> [Written problem]:
Show every line where "coord" occurs.

Records contained in a dataset:
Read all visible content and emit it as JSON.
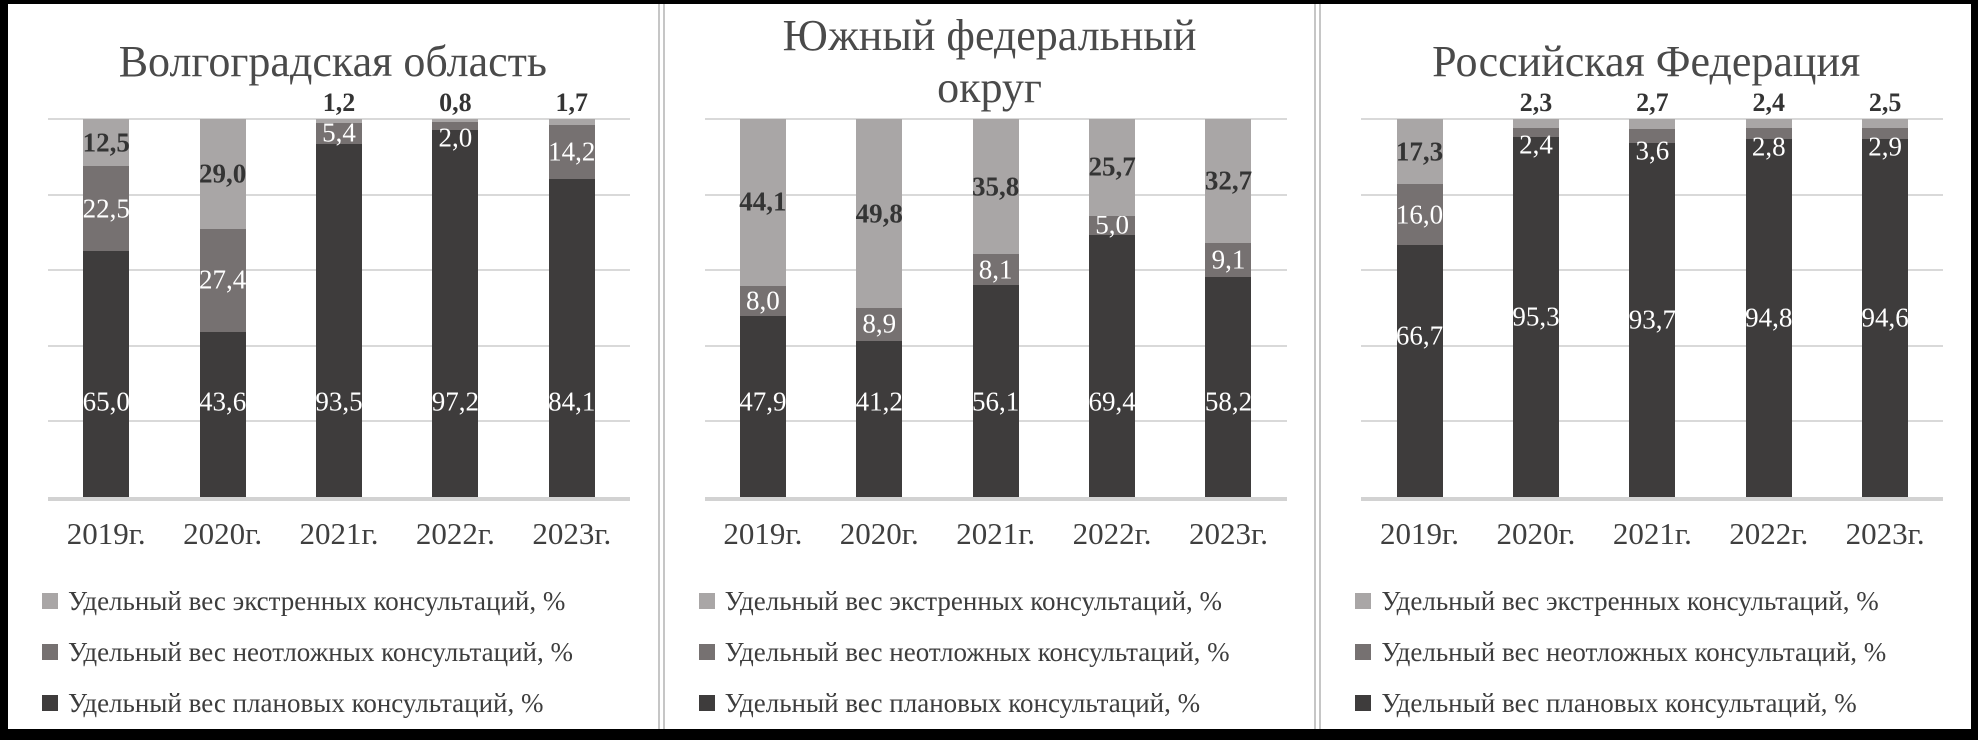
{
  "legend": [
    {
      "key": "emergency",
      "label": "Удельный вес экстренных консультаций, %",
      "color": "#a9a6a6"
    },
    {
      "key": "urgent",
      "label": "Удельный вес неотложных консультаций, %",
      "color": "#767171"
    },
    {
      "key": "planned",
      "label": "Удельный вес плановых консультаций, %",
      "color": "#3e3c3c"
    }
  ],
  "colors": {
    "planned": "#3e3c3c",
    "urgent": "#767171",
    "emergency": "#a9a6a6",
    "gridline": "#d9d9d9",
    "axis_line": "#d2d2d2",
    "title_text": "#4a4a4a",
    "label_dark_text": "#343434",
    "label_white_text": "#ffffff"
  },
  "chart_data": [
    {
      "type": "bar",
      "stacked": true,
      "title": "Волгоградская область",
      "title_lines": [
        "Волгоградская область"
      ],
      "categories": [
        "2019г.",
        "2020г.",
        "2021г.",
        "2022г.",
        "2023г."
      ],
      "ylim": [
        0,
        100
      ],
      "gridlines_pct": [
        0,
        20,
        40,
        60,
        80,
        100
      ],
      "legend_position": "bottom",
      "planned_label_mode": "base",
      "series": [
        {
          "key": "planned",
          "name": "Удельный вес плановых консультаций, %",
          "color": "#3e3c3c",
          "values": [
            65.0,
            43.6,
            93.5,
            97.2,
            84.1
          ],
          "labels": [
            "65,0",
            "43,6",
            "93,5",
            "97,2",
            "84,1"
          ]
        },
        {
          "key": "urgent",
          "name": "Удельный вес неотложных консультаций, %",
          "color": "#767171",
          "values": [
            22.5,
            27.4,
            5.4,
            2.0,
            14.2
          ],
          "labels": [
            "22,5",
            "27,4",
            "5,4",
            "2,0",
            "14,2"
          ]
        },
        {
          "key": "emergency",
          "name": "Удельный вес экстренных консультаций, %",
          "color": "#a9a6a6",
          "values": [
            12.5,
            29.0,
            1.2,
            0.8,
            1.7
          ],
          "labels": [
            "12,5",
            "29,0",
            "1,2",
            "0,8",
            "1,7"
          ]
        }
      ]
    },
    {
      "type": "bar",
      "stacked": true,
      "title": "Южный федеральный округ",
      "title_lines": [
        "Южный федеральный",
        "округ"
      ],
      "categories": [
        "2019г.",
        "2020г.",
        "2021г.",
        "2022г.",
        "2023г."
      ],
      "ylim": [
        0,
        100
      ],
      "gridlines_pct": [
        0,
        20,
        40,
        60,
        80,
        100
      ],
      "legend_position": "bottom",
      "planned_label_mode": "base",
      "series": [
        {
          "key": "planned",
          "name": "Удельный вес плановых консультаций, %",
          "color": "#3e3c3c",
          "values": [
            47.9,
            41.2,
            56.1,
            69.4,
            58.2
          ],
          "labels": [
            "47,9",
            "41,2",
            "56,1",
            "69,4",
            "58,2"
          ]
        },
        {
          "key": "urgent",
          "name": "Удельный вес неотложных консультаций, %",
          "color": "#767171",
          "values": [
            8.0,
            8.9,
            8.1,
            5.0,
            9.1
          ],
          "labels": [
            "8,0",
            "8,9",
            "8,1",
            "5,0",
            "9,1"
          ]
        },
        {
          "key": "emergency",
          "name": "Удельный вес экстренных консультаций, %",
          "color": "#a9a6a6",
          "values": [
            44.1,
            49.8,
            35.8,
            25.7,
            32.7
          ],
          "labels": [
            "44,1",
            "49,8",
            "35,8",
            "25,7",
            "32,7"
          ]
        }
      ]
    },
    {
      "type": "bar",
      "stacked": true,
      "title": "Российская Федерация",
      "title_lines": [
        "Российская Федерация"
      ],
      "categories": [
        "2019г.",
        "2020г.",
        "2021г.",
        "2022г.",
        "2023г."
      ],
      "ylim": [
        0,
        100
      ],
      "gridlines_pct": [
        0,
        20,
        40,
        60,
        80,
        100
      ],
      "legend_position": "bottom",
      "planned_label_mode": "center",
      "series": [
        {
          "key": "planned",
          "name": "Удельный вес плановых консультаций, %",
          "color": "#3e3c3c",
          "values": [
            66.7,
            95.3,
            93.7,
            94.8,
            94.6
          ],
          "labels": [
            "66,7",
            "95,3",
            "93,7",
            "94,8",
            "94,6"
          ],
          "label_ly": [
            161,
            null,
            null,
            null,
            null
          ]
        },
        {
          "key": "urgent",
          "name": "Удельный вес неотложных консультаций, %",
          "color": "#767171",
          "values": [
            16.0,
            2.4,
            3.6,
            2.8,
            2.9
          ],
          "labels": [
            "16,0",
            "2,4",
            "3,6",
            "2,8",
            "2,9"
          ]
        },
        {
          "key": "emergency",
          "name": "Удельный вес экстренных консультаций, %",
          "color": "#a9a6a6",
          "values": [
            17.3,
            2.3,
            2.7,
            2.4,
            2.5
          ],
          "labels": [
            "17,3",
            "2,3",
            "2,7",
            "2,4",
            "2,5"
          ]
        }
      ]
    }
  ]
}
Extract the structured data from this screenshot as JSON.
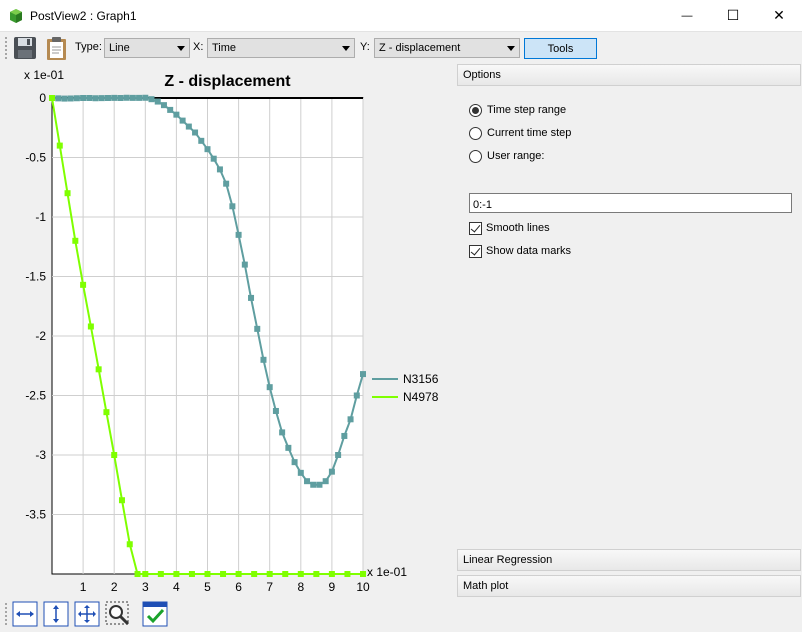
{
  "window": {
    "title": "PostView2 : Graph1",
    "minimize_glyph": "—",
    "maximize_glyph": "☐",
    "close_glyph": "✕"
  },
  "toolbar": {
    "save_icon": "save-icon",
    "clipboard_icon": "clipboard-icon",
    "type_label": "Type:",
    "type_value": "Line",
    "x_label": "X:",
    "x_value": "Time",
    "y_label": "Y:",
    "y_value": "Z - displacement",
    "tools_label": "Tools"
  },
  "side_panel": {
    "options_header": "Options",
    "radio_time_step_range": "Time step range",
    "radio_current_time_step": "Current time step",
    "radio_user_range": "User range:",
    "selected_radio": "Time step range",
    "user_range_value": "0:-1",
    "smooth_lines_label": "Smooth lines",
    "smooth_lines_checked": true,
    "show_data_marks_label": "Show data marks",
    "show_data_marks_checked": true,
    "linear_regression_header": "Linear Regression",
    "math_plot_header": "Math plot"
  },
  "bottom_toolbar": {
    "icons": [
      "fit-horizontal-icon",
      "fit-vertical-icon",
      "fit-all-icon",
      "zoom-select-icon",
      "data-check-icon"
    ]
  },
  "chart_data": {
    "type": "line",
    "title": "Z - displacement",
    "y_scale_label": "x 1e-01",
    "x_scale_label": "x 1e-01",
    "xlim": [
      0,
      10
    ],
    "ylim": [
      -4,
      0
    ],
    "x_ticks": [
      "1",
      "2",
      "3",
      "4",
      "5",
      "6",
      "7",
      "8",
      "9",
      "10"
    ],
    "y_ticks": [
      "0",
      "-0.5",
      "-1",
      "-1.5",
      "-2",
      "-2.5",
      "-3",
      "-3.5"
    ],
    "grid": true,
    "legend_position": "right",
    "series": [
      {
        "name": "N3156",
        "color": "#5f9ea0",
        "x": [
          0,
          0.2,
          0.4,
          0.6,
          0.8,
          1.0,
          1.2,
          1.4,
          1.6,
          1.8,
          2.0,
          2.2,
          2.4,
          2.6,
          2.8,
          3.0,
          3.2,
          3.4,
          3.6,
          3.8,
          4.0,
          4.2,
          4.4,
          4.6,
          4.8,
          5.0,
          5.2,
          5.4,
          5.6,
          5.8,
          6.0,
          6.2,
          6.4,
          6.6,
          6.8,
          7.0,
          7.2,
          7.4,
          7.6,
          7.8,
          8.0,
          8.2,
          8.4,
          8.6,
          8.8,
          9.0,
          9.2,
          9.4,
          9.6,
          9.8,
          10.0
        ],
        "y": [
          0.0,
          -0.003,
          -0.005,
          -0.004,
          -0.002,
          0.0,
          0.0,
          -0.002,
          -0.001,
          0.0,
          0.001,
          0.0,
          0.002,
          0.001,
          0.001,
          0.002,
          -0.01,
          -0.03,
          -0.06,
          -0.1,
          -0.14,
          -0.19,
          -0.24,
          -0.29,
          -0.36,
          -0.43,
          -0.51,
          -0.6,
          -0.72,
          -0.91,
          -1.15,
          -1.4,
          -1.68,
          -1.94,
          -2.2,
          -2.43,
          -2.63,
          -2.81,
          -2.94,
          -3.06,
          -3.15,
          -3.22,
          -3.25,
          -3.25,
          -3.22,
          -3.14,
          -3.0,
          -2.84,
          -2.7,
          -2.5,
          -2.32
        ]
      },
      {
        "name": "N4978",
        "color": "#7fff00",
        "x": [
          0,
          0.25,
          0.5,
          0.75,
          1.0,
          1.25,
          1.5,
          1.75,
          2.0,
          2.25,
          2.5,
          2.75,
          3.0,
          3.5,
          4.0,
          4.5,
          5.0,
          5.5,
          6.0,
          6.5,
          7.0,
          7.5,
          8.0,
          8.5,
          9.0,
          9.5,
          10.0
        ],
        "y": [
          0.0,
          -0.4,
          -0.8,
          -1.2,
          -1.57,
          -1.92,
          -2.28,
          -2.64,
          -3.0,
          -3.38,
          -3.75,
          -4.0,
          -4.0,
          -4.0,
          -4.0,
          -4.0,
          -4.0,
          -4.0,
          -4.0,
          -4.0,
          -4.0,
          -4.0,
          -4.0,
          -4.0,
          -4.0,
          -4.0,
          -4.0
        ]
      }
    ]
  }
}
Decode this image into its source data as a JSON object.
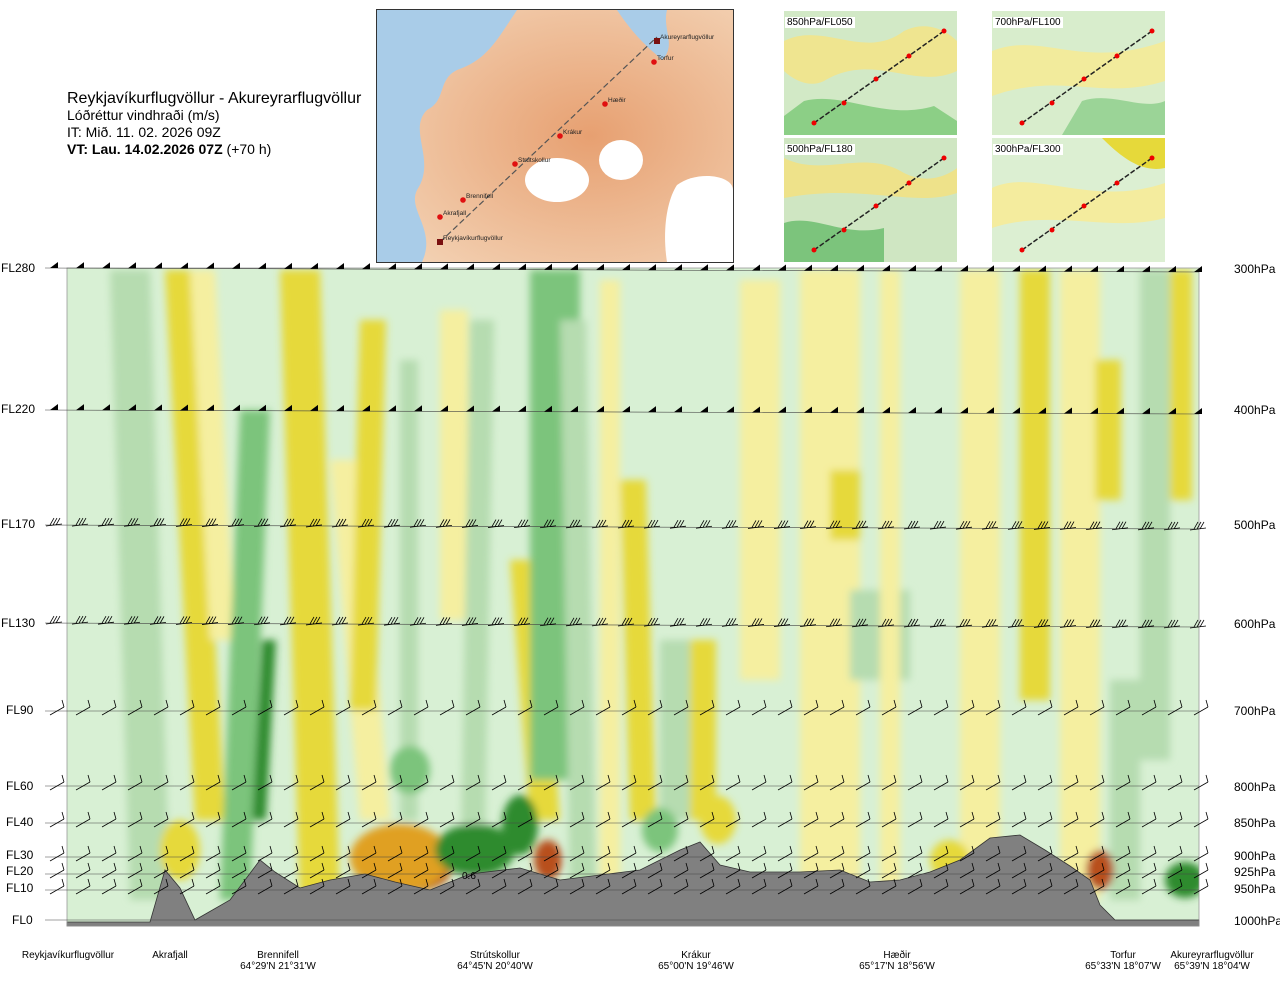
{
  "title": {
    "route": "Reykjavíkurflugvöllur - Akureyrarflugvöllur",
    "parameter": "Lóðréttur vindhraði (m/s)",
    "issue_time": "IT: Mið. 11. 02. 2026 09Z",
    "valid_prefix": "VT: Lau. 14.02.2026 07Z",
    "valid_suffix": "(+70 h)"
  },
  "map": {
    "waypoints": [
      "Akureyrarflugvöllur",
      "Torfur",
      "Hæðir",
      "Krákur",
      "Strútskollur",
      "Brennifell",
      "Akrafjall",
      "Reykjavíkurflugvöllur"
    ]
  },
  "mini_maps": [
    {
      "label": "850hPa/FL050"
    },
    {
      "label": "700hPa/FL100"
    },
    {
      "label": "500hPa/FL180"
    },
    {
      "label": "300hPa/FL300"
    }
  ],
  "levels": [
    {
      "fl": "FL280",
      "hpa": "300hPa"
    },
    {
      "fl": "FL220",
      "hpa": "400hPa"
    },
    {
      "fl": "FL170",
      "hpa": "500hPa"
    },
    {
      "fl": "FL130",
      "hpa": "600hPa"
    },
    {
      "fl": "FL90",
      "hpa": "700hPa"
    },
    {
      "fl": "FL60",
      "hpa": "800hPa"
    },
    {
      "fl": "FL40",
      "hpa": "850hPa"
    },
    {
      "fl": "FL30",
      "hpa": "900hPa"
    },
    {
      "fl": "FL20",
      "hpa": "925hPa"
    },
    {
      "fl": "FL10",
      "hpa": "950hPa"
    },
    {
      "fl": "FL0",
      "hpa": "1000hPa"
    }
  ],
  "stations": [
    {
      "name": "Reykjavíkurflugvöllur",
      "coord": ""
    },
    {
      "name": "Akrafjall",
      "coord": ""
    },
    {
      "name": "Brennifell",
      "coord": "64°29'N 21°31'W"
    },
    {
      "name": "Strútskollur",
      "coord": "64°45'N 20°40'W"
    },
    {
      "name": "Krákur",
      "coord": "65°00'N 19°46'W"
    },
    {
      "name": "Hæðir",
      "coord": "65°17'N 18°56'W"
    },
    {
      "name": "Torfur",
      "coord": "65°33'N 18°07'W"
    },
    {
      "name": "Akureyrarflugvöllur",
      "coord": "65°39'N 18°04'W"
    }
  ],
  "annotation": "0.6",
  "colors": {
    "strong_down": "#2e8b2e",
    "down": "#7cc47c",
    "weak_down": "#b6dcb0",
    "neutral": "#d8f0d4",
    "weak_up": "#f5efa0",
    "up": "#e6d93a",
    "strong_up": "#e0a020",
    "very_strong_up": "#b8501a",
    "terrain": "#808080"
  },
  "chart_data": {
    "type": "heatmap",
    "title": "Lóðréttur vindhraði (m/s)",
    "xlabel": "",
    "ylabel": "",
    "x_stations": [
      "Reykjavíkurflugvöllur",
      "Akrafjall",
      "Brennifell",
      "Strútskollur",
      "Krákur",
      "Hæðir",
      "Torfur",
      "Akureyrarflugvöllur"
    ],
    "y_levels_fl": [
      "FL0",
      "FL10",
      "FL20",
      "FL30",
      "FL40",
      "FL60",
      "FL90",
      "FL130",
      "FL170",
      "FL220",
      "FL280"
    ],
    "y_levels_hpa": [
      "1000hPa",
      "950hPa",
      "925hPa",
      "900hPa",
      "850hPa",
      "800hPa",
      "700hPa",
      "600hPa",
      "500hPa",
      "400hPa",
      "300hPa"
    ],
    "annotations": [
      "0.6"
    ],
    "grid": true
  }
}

> [Complete output]:
      "coord": ""
      "coord": ""
      "coord": "64°29'N 21°31'W"
      "coord": "64°45'N 20°40'W"
      "coord": "65°00'N 19°46'W"
      "coord": "65°17'N 18°56'W"
      "coord": "65°33'N 18°07'W"
      "coord": "65°39'N 18°04'W"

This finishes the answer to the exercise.